Please rewrite the stretch of material from the line containing "download-icon: [52, 5, 66, 21]" through the line containing "Give bounding boxes", swapping "tile-label" for "tile-caption" and leaving everything else unchanged.

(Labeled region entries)
+ + + + +

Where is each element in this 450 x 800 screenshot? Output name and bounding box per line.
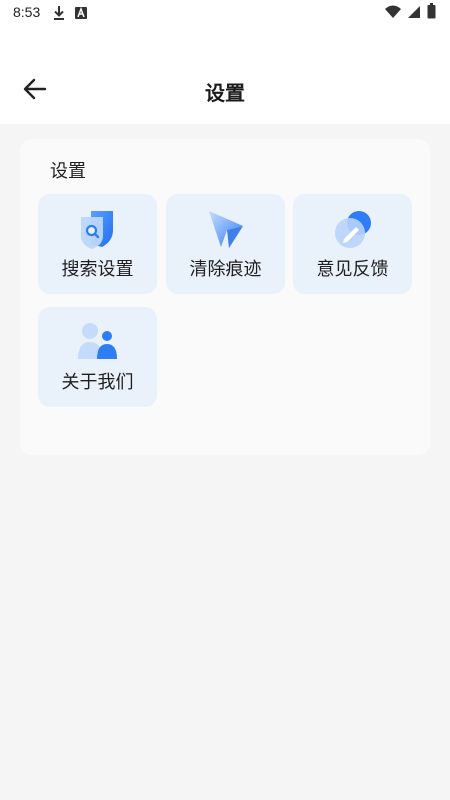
download-icon: [52, 5, 66, 21]
signal-icon: [407, 4, 421, 23]
settings-card: 设置 搜索设置 清除痕迹 意见反馈 关于我们: [20, 139, 430, 455]
tile-label: 意见反馈: [316, 259, 389, 280]
top-area: 8:53 设置: [0, 0, 450, 124]
feedback-tile[interactable]: 意见反馈: [293, 194, 412, 294]
a-badge-icon: [74, 5, 88, 21]
search-settings-tile[interactable]: 搜索设置: [38, 194, 157, 294]
about-us-tile[interactable]: 关于我们: [38, 307, 157, 407]
clear-history-tile[interactable]: 清除痕迹: [166, 194, 285, 294]
card-title: 设置: [50, 161, 86, 182]
page-title: 设置: [205, 81, 245, 105]
shield-search-icon: [77, 208, 119, 250]
battery-icon: [427, 3, 436, 23]
cursor-arrow-icon: [205, 208, 247, 250]
edit-feedback-icon: [332, 208, 374, 250]
status-time: 8:53: [13, 4, 41, 20]
wifi-icon: [385, 4, 401, 23]
app-bar: 设置: [0, 60, 450, 120]
tile-label: 清除痕迹: [189, 259, 262, 280]
people-icon: [77, 321, 119, 363]
tile-label: 搜索设置: [61, 259, 134, 280]
status-bar: 8:53: [0, 0, 450, 26]
tile-label: 关于我们: [61, 372, 134, 393]
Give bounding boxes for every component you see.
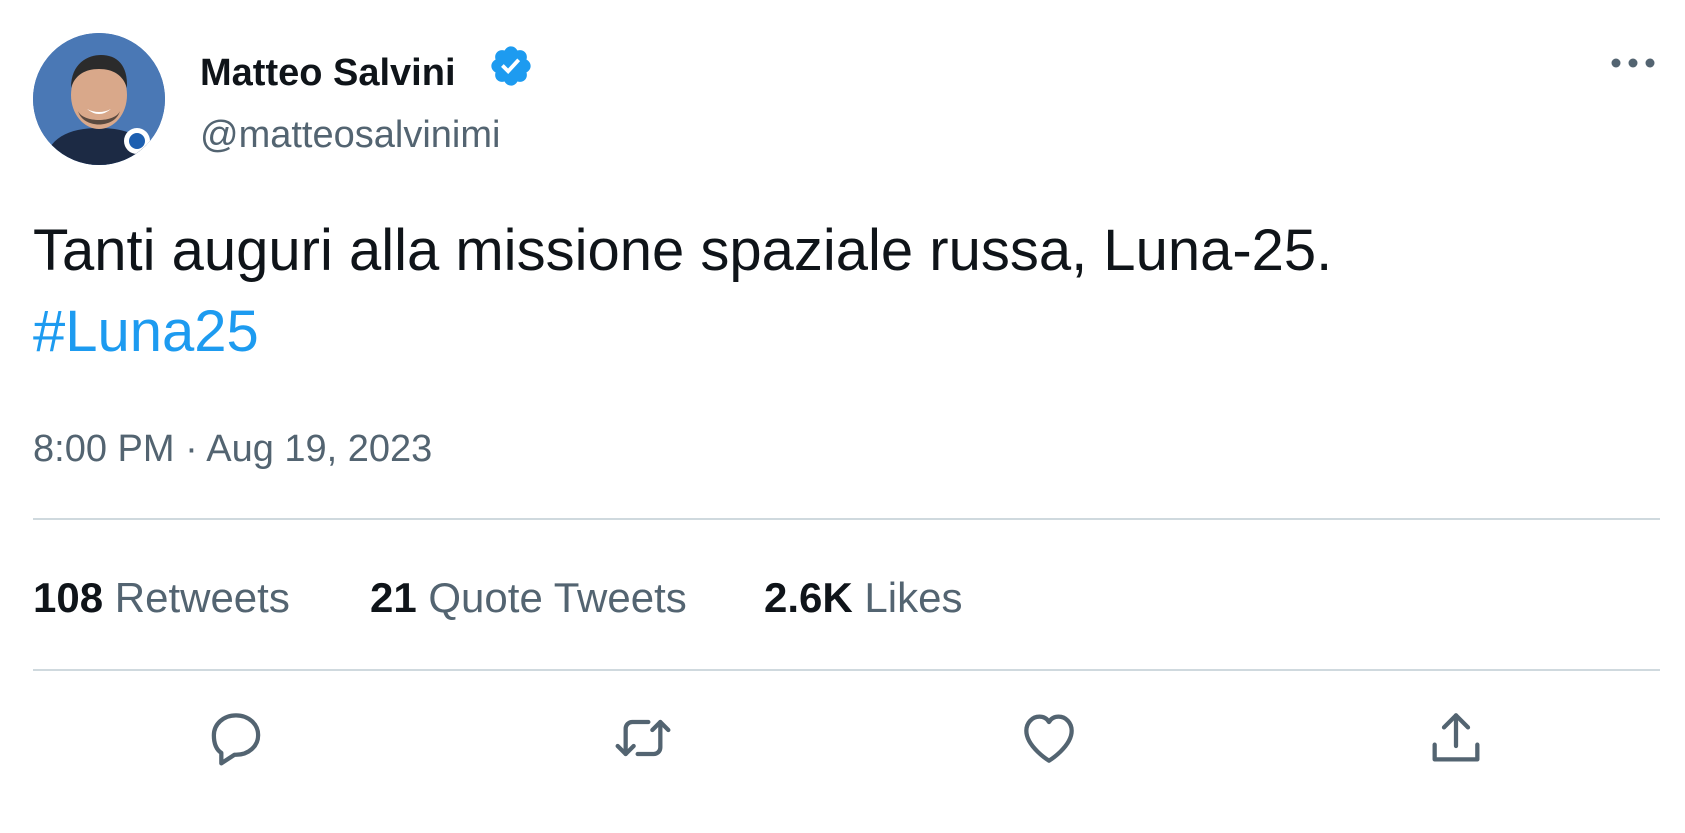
author-name[interactable]: Matteo Salvini (200, 50, 456, 96)
share-button[interactable] (1424, 706, 1488, 770)
retweet-icon (615, 719, 671, 757)
divider (33, 669, 1660, 671)
avatar-photo (33, 33, 165, 165)
timestamp-separator: · (185, 428, 198, 470)
likes-label: Likes (864, 574, 963, 621)
tweet-date[interactable]: Aug 19, 2023 (206, 428, 432, 470)
avatar[interactable] (33, 33, 165, 165)
tweet-timestamp: 8:00 PM · Aug 19, 2023 (33, 426, 432, 472)
author-handle[interactable]: @matteosalvinimi (200, 112, 500, 158)
likes-count: 2.6K (764, 574, 853, 621)
retweets-stat[interactable]: 108 Retweets (33, 573, 290, 623)
quote-tweets-stat[interactable]: 21 Quote Tweets (370, 573, 687, 623)
quotes-count: 21 (370, 574, 417, 621)
more-icon (1611, 58, 1655, 68)
more-options-button[interactable] (1610, 52, 1656, 74)
quotes-label: Quote Tweets (428, 574, 687, 621)
heart-icon (1024, 714, 1074, 763)
tweet-time[interactable]: 8:00 PM (33, 428, 175, 470)
verified-badge-icon (488, 43, 534, 89)
divider (33, 518, 1660, 520)
hashtag-link[interactable]: #Luna25 (33, 292, 259, 372)
reply-button[interactable] (204, 706, 268, 770)
likes-stat[interactable]: 2.6K Likes (764, 573, 962, 623)
retweets-label: Retweets (114, 574, 290, 621)
like-button[interactable] (1017, 706, 1081, 770)
reply-icon (211, 713, 261, 766)
retweets-count: 108 (33, 574, 104, 621)
retweet-button[interactable] (611, 706, 675, 770)
share-icon (1432, 713, 1480, 762)
tweet-text: Tanti auguri alla missione spaziale russ… (33, 218, 1333, 283)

+ + + + +

■ FINAL RESULT
download-icon: [52, 5, 66, 21]
signal-icon: [407, 4, 421, 23]
settings-card: 设置 搜索设置 清除痕迹 意见反馈 关于我们: [20, 139, 430, 455]
tile-caption: 意见反馈: [316, 259, 389, 280]
top-area: 8:53 设置: [0, 0, 450, 124]
feedback-tile[interactable]: 意见反馈: [293, 194, 412, 294]
a-badge-icon: [74, 5, 88, 21]
search-settings-tile[interactable]: 搜索设置: [38, 194, 157, 294]
about-us-tile[interactable]: 关于我们: [38, 307, 157, 407]
clear-history-tile[interactable]: 清除痕迹: [166, 194, 285, 294]
card-title: 设置: [50, 161, 86, 182]
page-title: 设置: [205, 81, 245, 105]
shield-search-icon: [77, 208, 119, 250]
battery-icon: [427, 3, 436, 23]
cursor-arrow-icon: [205, 208, 247, 250]
edit-feedback-icon: [332, 208, 374, 250]
status-time: 8:53: [13, 4, 41, 20]
wifi-icon: [385, 4, 401, 23]
app-bar: 设置: [0, 60, 450, 120]
tile-caption: 清除痕迹: [189, 259, 262, 280]
people-icon: [77, 321, 119, 363]
tile-caption: 搜索设置: [61, 259, 134, 280]
status-bar: 8:53: [0, 0, 450, 26]
tile-caption: 关于我们: [61, 372, 134, 393]
Give bounding boxes for every component you see.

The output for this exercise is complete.